EXERCISE -
Check every line of the entries that follow, and copy the ones containing "JSON".
— Start RECORDS FOR PROCESSING —
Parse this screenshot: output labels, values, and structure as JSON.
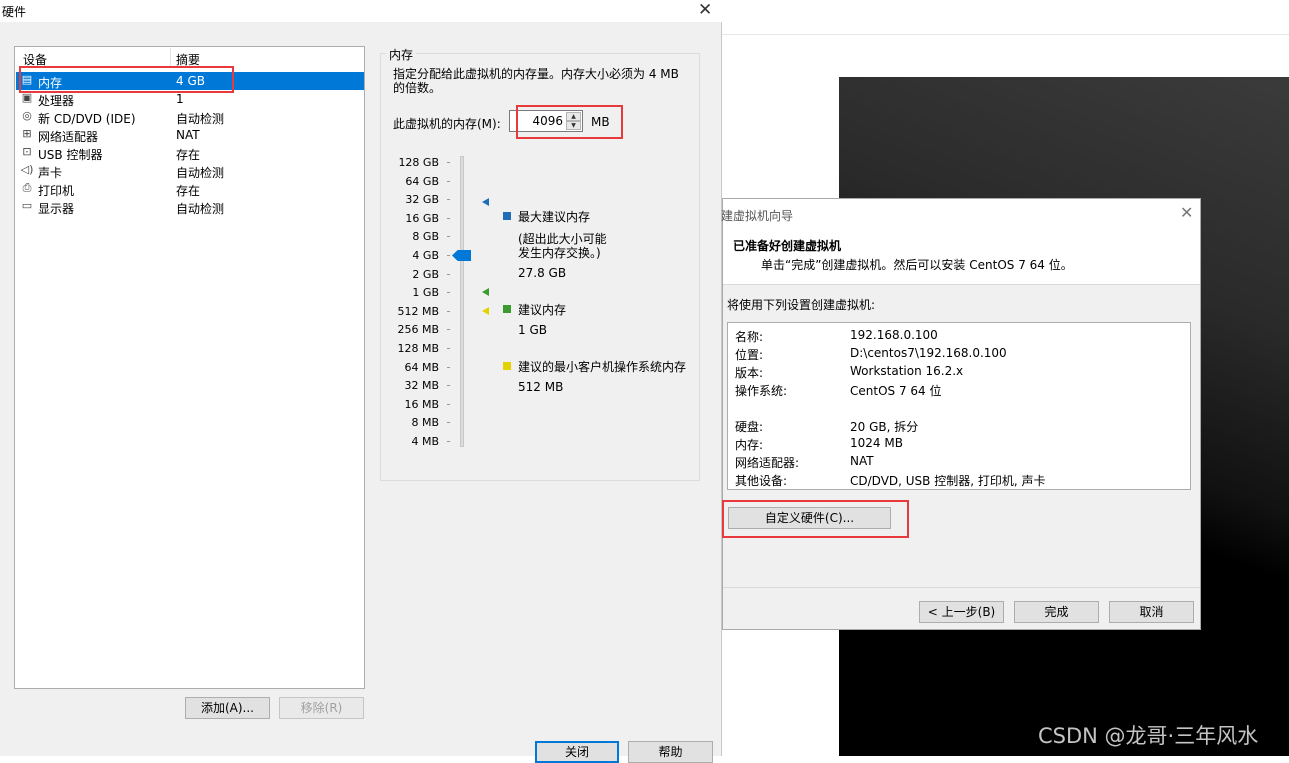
{
  "hardware_dialog": {
    "title": "硬件",
    "close_glyph": "✕",
    "columns": {
      "device": "设备",
      "summary": "摘要"
    },
    "devices": [
      {
        "icon": "memory-icon",
        "glyph": "▤",
        "name": "内存",
        "summary": "4 GB",
        "selected": true
      },
      {
        "icon": "processor-icon",
        "glyph": "▣",
        "name": "处理器",
        "summary": "1"
      },
      {
        "icon": "cd-dvd-icon",
        "glyph": "◎",
        "name": "新 CD/DVD (IDE)",
        "summary": "自动检测"
      },
      {
        "icon": "network-adapter-icon",
        "glyph": "⊞",
        "name": "网络适配器",
        "summary": "NAT"
      },
      {
        "icon": "usb-icon",
        "glyph": "⊡",
        "name": "USB 控制器",
        "summary": "存在"
      },
      {
        "icon": "sound-card-icon",
        "glyph": "◁)",
        "name": "声卡",
        "summary": "自动检测"
      },
      {
        "icon": "printer-icon",
        "glyph": "⎙",
        "name": "打印机",
        "summary": "存在"
      },
      {
        "icon": "display-icon",
        "glyph": "▭",
        "name": "显示器",
        "summary": "自动检测"
      }
    ],
    "add_button": "添加(A)...",
    "remove_button": "移除(R)",
    "close_button": "关闭",
    "help_button": "帮助",
    "memory": {
      "group_label": "内存",
      "description": "指定分配给此虚拟机的内存量。内存大小必须为 4 MB 的倍数。",
      "field_label": "此虚拟机的内存(M):",
      "value": "4096",
      "unit": "MB",
      "spin_up": "▲",
      "spin_down": "▼",
      "scale_ticks": [
        "128 GB",
        "64 GB",
        "32 GB",
        "16 GB",
        "8 GB",
        "4 GB",
        "2 GB",
        "1 GB",
        "512 MB",
        "256 MB",
        "128 MB",
        "64 MB",
        "32 MB",
        "16 MB",
        "8 MB",
        "4 MB"
      ],
      "slider_position_tick": "4 GB",
      "legend": {
        "max": {
          "title": "最大建议内存",
          "note_line1": "(超出此大小可能",
          "note_line2": "发生内存交换。)",
          "value": "27.8 GB",
          "color": "#1e6fb8"
        },
        "recommended": {
          "title": "建议内存",
          "value": "1 GB",
          "color": "#3a9b2f"
        },
        "guest_min": {
          "title": "建议的最小客户机操作系统内存",
          "value": "512 MB",
          "color": "#e2d300"
        }
      }
    }
  },
  "wizard": {
    "title": "建虚拟机向导",
    "close_glyph": "✕",
    "heading": "已准备好创建虚拟机",
    "subheading": "单击“完成”创建虚拟机。然后可以安装 CentOS 7 64 位。",
    "intro": "将使用下列设置创建虚拟机:",
    "summary": [
      {
        "label": "名称:",
        "value": "192.168.0.100"
      },
      {
        "label": "位置:",
        "value": "D:\\centos7\\192.168.0.100"
      },
      {
        "label": "版本:",
        "value": "Workstation 16.2.x"
      },
      {
        "label": "操作系统:",
        "value": "CentOS 7 64 位"
      },
      {
        "label": "硬盘:",
        "value": "20 GB, 拆分"
      },
      {
        "label": "内存:",
        "value": "1024 MB"
      },
      {
        "label": "网络适配器:",
        "value": "NAT"
      },
      {
        "label": "其他设备:",
        "value": "CD/DVD, USB 控制器, 打印机, 声卡"
      }
    ],
    "customize_button": "自定义硬件(C)...",
    "back_button": "< 上一步(B)",
    "finish_button": "完成",
    "cancel_button": "取消"
  },
  "watermark": "CSDN @龙哥·三年风水",
  "colors": {
    "selection": "#0078d7",
    "annotation_red": "#e8393c"
  }
}
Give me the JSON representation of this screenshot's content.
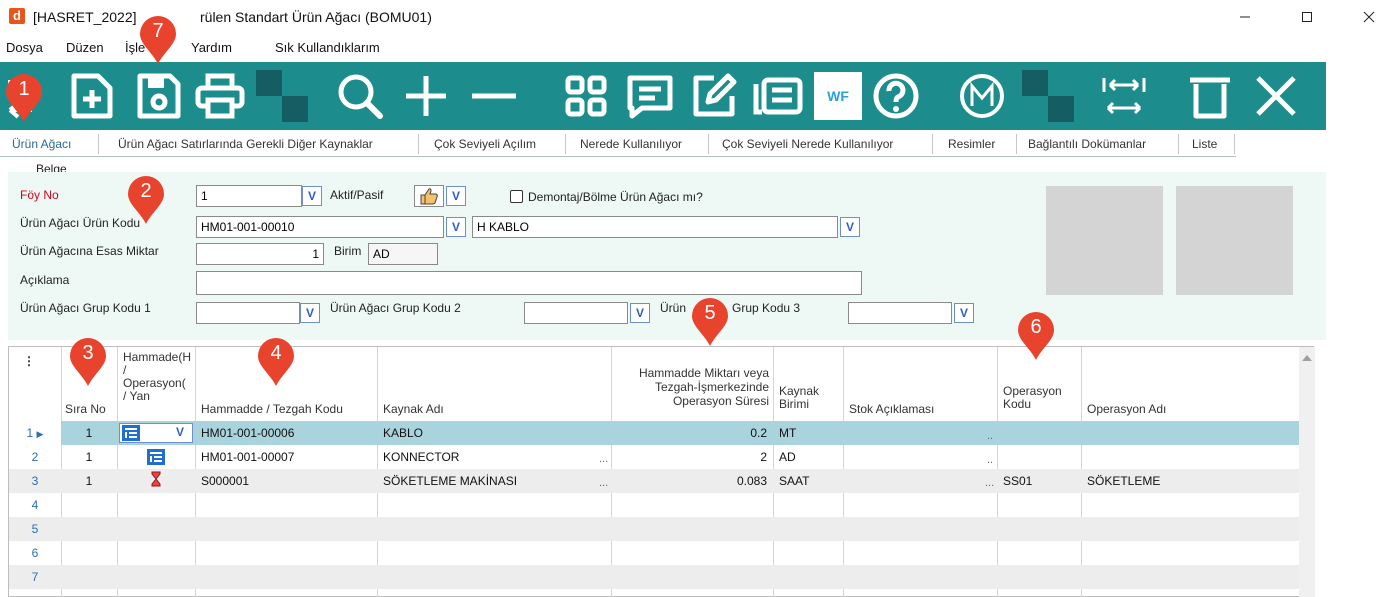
— End RECORDS FOR PROCESSING —
SOLUTION TO THE EXERCISE -
Parse this screenshot: output labels, values, and structure as JSON.
Give me the JSON representation of this screenshot's content.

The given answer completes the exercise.